What is needed:
Skip the pictures and extract all of the lines exactly as written.

-=-=-=-=-

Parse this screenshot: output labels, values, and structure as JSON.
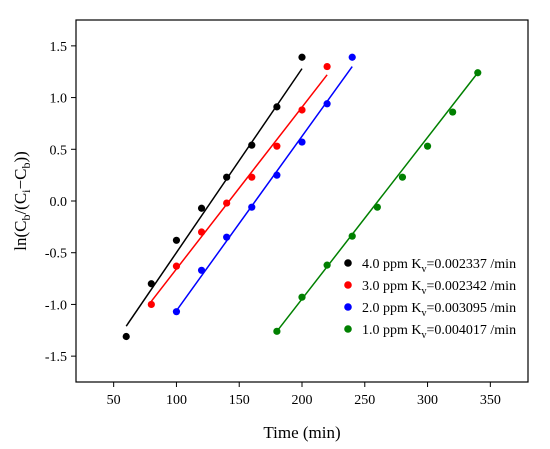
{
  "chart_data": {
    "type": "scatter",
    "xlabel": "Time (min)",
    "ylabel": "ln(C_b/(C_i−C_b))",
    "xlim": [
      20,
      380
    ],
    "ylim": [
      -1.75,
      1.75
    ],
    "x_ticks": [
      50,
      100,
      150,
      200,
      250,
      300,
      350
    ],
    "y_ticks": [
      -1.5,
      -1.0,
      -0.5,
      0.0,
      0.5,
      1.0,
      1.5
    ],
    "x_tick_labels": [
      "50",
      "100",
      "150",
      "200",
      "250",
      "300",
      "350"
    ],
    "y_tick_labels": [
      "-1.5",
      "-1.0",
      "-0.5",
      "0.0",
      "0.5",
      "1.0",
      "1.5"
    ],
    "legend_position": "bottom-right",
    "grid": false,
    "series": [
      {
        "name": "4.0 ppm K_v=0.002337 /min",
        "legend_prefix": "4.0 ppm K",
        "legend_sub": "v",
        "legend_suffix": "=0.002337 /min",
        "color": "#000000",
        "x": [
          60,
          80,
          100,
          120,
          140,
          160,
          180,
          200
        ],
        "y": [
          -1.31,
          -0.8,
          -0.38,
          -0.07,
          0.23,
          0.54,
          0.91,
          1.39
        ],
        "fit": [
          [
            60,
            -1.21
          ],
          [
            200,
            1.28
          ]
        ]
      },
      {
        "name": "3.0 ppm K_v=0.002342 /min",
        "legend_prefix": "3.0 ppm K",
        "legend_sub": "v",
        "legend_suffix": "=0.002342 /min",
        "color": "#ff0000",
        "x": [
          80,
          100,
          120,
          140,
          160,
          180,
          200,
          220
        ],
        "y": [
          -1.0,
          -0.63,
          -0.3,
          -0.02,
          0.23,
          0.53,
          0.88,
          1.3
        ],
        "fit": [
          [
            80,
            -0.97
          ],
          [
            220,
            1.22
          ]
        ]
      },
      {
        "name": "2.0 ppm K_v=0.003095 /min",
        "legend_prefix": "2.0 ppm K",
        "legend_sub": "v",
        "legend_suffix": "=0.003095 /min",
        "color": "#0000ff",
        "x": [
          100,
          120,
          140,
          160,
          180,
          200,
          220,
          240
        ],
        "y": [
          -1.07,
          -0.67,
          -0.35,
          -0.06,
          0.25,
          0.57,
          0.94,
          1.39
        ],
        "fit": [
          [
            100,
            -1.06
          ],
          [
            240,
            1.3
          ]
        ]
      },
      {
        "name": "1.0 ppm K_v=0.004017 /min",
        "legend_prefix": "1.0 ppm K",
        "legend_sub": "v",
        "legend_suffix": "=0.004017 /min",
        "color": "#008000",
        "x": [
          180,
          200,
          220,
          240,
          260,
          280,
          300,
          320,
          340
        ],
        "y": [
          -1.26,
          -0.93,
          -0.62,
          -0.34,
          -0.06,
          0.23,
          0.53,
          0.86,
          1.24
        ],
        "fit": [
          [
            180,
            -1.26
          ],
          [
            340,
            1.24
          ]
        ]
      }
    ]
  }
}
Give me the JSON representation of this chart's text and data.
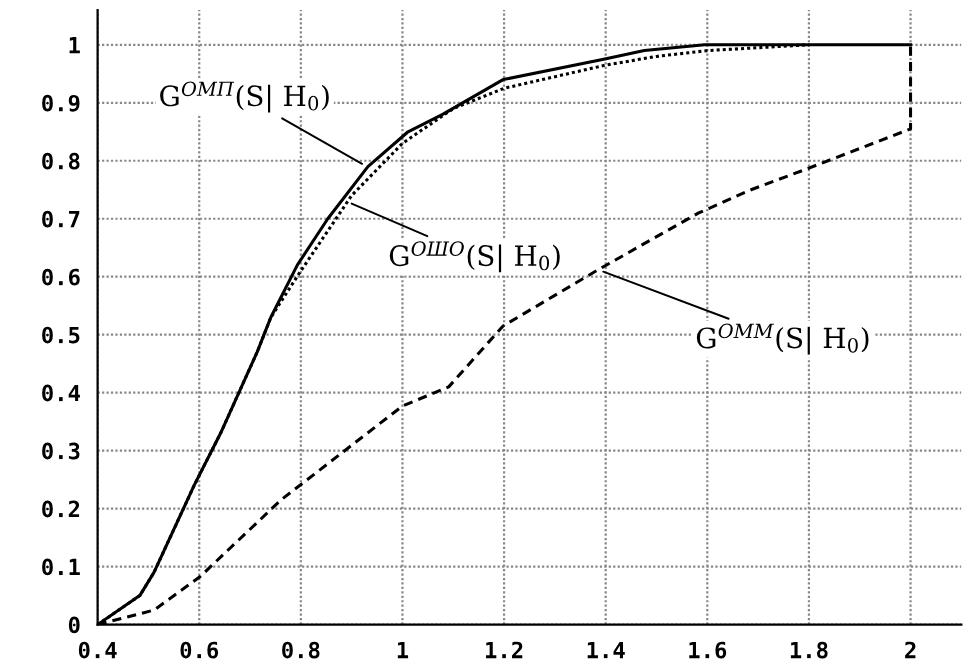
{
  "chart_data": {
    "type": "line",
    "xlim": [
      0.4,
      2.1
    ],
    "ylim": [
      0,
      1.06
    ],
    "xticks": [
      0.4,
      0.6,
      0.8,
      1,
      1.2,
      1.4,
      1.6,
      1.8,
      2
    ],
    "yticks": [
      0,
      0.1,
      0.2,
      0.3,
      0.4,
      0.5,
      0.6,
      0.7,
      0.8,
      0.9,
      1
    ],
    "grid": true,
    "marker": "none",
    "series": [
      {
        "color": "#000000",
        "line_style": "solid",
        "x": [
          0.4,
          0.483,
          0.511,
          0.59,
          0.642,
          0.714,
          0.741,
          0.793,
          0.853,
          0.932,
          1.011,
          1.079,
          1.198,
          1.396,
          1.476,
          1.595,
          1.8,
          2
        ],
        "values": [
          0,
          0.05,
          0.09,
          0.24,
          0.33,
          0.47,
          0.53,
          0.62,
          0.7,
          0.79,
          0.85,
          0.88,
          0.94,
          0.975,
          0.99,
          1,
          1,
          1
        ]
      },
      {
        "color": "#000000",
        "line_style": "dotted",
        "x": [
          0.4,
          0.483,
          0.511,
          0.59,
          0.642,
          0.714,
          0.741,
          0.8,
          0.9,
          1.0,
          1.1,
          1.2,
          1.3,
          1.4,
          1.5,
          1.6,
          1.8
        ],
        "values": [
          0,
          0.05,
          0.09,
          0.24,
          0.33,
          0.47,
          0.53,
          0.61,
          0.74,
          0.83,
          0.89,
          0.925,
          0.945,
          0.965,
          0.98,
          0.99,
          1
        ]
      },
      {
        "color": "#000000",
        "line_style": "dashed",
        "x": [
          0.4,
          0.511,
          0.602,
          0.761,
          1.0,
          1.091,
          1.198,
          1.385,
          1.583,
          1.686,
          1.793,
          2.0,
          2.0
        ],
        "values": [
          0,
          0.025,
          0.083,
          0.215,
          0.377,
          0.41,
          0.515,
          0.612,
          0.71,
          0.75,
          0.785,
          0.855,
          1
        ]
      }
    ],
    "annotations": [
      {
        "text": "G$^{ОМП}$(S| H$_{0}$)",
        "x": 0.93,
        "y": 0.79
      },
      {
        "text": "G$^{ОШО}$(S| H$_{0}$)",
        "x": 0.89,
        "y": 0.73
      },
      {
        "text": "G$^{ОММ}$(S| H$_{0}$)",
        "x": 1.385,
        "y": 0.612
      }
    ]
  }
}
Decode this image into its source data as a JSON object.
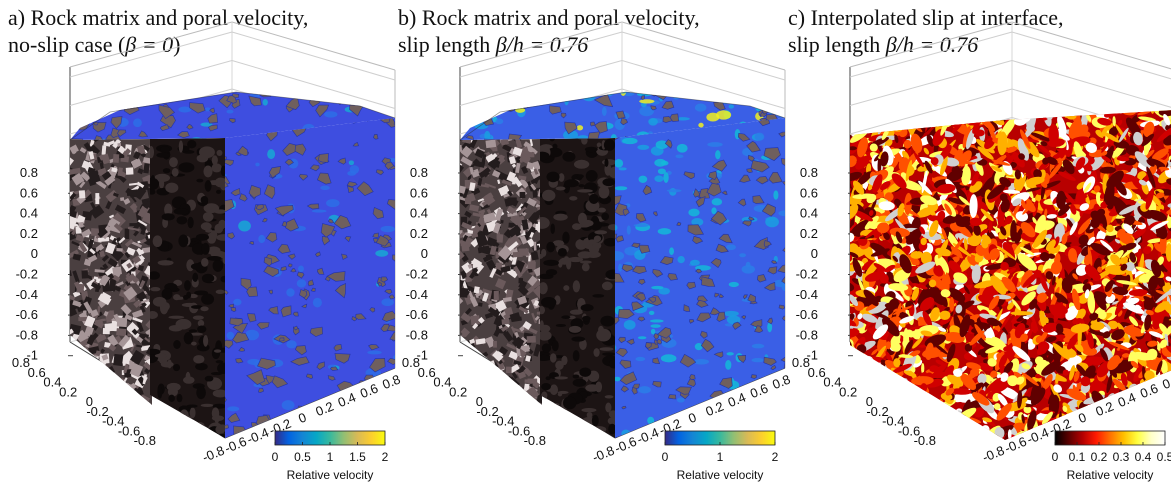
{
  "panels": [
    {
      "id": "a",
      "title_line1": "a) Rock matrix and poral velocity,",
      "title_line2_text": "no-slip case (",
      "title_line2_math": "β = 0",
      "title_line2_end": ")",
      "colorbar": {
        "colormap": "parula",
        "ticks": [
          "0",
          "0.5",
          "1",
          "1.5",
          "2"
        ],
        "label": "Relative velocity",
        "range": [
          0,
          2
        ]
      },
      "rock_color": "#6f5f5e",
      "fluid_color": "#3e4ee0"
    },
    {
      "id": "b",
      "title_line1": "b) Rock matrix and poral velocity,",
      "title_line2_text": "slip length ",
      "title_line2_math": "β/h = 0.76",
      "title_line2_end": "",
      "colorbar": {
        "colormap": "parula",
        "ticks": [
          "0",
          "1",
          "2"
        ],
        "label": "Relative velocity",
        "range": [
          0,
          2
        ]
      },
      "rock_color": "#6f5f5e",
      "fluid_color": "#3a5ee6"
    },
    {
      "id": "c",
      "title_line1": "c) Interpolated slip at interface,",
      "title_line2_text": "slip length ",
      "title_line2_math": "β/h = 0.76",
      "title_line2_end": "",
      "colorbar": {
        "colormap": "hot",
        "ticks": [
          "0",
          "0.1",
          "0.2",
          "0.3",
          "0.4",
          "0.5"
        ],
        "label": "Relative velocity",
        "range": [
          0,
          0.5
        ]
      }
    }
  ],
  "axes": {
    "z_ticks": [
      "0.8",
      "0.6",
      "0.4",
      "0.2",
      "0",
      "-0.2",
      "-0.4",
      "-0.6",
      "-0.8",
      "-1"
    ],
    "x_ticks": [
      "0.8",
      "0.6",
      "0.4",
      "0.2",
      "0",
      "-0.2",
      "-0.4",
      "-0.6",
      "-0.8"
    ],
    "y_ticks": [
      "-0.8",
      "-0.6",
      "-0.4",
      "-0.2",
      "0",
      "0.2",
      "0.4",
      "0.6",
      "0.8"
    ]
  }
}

-=-=-=-=-

Worked solution:
Parse this screenshot: output labels, values, and structure as JSON.
{
  "chart_data": {
    "type": "scatter",
    "xlabel": "Time (min)",
    "ylabel": "ln(C_b/(C_i−C_b))",
    "xlim": [
      20,
      380
    ],
    "ylim": [
      -1.75,
      1.75
    ],
    "x_ticks": [
      50,
      100,
      150,
      200,
      250,
      300,
      350
    ],
    "y_ticks": [
      -1.5,
      -1.0,
      -0.5,
      0.0,
      0.5,
      1.0,
      1.5
    ],
    "x_tick_labels": [
      "50",
      "100",
      "150",
      "200",
      "250",
      "300",
      "350"
    ],
    "y_tick_labels": [
      "-1.5",
      "-1.0",
      "-0.5",
      "0.0",
      "0.5",
      "1.0",
      "1.5"
    ],
    "legend_position": "bottom-right",
    "grid": false,
    "series": [
      {
        "name": "4.0 ppm K_v=0.002337 /min",
        "legend_prefix": "4.0 ppm K",
        "legend_sub": "v",
        "legend_suffix": "=0.002337 /min",
        "color": "#000000",
        "x": [
          60,
          80,
          100,
          120,
          140,
          160,
          180,
          200
        ],
        "y": [
          -1.31,
          -0.8,
          -0.38,
          -0.07,
          0.23,
          0.54,
          0.91,
          1.39
        ],
        "fit": [
          [
            60,
            -1.21
          ],
          [
            200,
            1.28
          ]
        ]
      },
      {
        "name": "3.0 ppm K_v=0.002342 /min",
        "legend_prefix": "3.0 ppm K",
        "legend_sub": "v",
        "legend_suffix": "=0.002342 /min",
        "color": "#ff0000",
        "x": [
          80,
          100,
          120,
          140,
          160,
          180,
          200,
          220
        ],
        "y": [
          -1.0,
          -0.63,
          -0.3,
          -0.02,
          0.23,
          0.53,
          0.88,
          1.3
        ],
        "fit": [
          [
            80,
            -0.97
          ],
          [
            220,
            1.22
          ]
        ]
      },
      {
        "name": "2.0 ppm K_v=0.003095 /min",
        "legend_prefix": "2.0 ppm K",
        "legend_sub": "v",
        "legend_suffix": "=0.003095 /min",
        "color": "#0000ff",
        "x": [
          100,
          120,
          140,
          160,
          180,
          200,
          220,
          240
        ],
        "y": [
          -1.07,
          -0.67,
          -0.35,
          -0.06,
          0.25,
          0.57,
          0.94,
          1.39
        ],
        "fit": [
          [
            100,
            -1.06
          ],
          [
            240,
            1.3
          ]
        ]
      },
      {
        "name": "1.0 ppm K_v=0.004017 /min",
        "legend_prefix": "1.0 ppm K",
        "legend_sub": "v",
        "legend_suffix": "=0.004017 /min",
        "color": "#008000",
        "x": [
          180,
          200,
          220,
          240,
          260,
          280,
          300,
          320,
          340
        ],
        "y": [
          -1.26,
          -0.93,
          -0.62,
          -0.34,
          -0.06,
          0.23,
          0.53,
          0.86,
          1.24
        ],
        "fit": [
          [
            180,
            -1.26
          ],
          [
            340,
            1.24
          ]
        ]
      }
    ]
  }
}
Give me the JSON representation of this chart's text and data.
{
  "chart_data": {
    "type": "line",
    "xlim": [
      0.4,
      2.1
    ],
    "ylim": [
      0,
      1.06
    ],
    "xticks": [
      0.4,
      0.6,
      0.8,
      1,
      1.2,
      1.4,
      1.6,
      1.8,
      2
    ],
    "yticks": [
      0,
      0.1,
      0.2,
      0.3,
      0.4,
      0.5,
      0.6,
      0.7,
      0.8,
      0.9,
      1
    ],
    "grid": true,
    "marker": "none",
    "series": [
      {
        "color": "#000000",
        "line_style": "solid",
        "x": [
          0.4,
          0.483,
          0.511,
          0.59,
          0.642,
          0.714,
          0.741,
          0.793,
          0.853,
          0.932,
          1.011,
          1.079,
          1.198,
          1.396,
          1.476,
          1.595,
          1.8,
          2
        ],
        "values": [
          0,
          0.05,
          0.09,
          0.24,
          0.33,
          0.47,
          0.53,
          0.62,
          0.7,
          0.79,
          0.85,
          0.88,
          0.94,
          0.975,
          0.99,
          1,
          1,
          1
        ]
      },
      {
        "color": "#000000",
        "line_style": "dotted",
        "x": [
          0.4,
          0.483,
          0.511,
          0.59,
          0.642,
          0.714,
          0.741,
          0.8,
          0.9,
          1.0,
          1.1,
          1.2,
          1.3,
          1.4,
          1.5,
          1.6,
          1.8
        ],
        "values": [
          0,
          0.05,
          0.09,
          0.24,
          0.33,
          0.47,
          0.53,
          0.61,
          0.74,
          0.83,
          0.89,
          0.925,
          0.945,
          0.965,
          0.98,
          0.99,
          1
        ]
      },
      {
        "color": "#000000",
        "line_style": "dashed",
        "x": [
          0.4,
          0.511,
          0.602,
          0.761,
          1.0,
          1.091,
          1.198,
          1.385,
          1.583,
          1.686,
          1.793,
          2.0,
          2.0
        ],
        "values": [
          0,
          0.025,
          0.083,
          0.215,
          0.377,
          0.41,
          0.515,
          0.612,
          0.71,
          0.75,
          0.785,
          0.855,
          1
        ]
      }
    ],
    "annotations": [
      {
        "text": "G$^{ОМП}$(S| H$_{0}$)",
        "x": 0.93,
        "y": 0.79
      },
      {
        "text": "G$^{ОШО}$(S| H$_{0}$)",
        "x": 0.89,
        "y": 0.73
      },
      {
        "text": "G$^{ОММ}$(S| H$_{0}$)",
        "x": 1.385,
        "y": 0.612
      }
    ]
  }
}
Decode this image into its source data as a JSON object.
{
  "panels": [
    {
      "id": "a",
      "title_line1": "a) Rock matrix and poral velocity,",
      "title_line2_text": "no-slip case (",
      "title_line2_math": "β = 0",
      "title_line2_end": ")",
      "colorbar": {
        "colormap": "parula",
        "ticks": [
          "0",
          "0.5",
          "1",
          "1.5",
          "2"
        ],
        "label": "Relative velocity",
        "range": [
          0,
          2
        ]
      },
      "rock_color": "#6f5f5e",
      "fluid_color": "#3e4ee0"
    },
    {
      "id": "b",
      "title_line1": "b) Rock matrix and poral velocity,",
      "title_line2_text": "slip length ",
      "title_line2_math": "β/h = 0.76",
      "title_line2_end": "",
      "colorbar": {
        "colormap": "parula",
        "ticks": [
          "0",
          "1",
          "2"
        ],
        "label": "Relative velocity",
        "range": [
          0,
          2
        ]
      },
      "rock_color": "#6f5f5e",
      "fluid_color": "#3a5ee6"
    },
    {
      "id": "c",
      "title_line1": "c) Interpolated slip at interface,",
      "title_line2_text": "slip length ",
      "title_line2_math": "β/h = 0.76",
      "title_line2_end": "",
      "colorbar": {
        "colormap": "hot",
        "ticks": [
          "0",
          "0.1",
          "0.2",
          "0.3",
          "0.4",
          "0.5"
        ],
        "label": "Relative velocity",
        "range": [
          0,
          0.5
        ]
      }
    }
  ],
  "axes": {
    "z_ticks": [
      "0.8",
      "0.6",
      "0.4",
      "0.2",
      "0",
      "-0.2",
      "-0.4",
      "-0.6",
      "-0.8",
      "-1"
    ],
    "x_ticks": [
      "0.8",
      "0.6",
      "0.4",
      "0.2",
      "0",
      "-0.2",
      "-0.4",
      "-0.6",
      "-0.8"
    ],
    "y_ticks": [
      "-0.8",
      "-0.6",
      "-0.4",
      "-0.2",
      "0",
      "0.2",
      "0.4",
      "0.6",
      "0.8"
    ]
  }
}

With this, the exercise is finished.